▸ **Extracted records**
────────────────────────────────────────
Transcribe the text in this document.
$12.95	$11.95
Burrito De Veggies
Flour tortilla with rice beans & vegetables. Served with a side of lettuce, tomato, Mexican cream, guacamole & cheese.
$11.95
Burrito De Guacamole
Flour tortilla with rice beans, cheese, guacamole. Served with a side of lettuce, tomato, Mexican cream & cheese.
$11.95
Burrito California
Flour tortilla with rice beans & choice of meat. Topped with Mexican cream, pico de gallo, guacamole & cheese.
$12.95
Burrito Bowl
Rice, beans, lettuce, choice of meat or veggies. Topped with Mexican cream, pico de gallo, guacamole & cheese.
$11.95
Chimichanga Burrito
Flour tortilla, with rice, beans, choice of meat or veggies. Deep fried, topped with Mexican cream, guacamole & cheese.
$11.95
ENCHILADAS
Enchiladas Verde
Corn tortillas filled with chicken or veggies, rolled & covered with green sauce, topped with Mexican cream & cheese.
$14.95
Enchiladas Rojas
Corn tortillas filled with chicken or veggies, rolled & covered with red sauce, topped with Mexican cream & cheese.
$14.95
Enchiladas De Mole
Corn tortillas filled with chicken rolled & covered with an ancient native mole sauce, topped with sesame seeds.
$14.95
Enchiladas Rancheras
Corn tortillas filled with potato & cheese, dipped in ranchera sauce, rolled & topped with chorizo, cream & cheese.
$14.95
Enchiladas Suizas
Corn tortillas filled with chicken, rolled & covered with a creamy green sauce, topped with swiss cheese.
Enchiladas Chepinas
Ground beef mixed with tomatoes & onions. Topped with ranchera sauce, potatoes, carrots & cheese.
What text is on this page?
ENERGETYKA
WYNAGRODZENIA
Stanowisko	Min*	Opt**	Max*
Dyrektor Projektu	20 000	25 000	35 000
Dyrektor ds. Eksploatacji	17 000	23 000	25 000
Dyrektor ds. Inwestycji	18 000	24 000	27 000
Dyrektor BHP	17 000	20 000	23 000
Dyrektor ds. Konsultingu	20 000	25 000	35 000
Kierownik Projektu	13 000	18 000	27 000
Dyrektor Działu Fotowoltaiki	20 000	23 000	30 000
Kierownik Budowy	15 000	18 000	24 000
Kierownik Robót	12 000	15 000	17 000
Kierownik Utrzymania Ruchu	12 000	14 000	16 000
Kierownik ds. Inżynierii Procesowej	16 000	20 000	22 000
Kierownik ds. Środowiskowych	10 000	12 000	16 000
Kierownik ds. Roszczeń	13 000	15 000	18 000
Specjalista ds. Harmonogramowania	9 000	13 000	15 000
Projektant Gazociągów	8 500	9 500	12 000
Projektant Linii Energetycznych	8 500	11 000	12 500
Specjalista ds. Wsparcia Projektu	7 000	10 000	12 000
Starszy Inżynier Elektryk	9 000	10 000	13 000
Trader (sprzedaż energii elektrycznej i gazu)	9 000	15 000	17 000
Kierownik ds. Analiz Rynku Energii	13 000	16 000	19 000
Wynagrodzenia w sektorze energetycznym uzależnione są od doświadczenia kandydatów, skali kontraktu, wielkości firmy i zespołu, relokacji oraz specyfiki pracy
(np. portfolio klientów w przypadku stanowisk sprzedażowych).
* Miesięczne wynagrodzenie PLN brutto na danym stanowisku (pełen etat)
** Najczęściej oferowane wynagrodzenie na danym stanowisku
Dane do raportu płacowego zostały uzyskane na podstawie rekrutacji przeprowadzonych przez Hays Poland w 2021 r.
────────────────────────────────────────
▸ **WHAT TO DO**
Look through the records and count each line that holds "covered". Write only the total.

▸ **SOLUTION BELOW**
4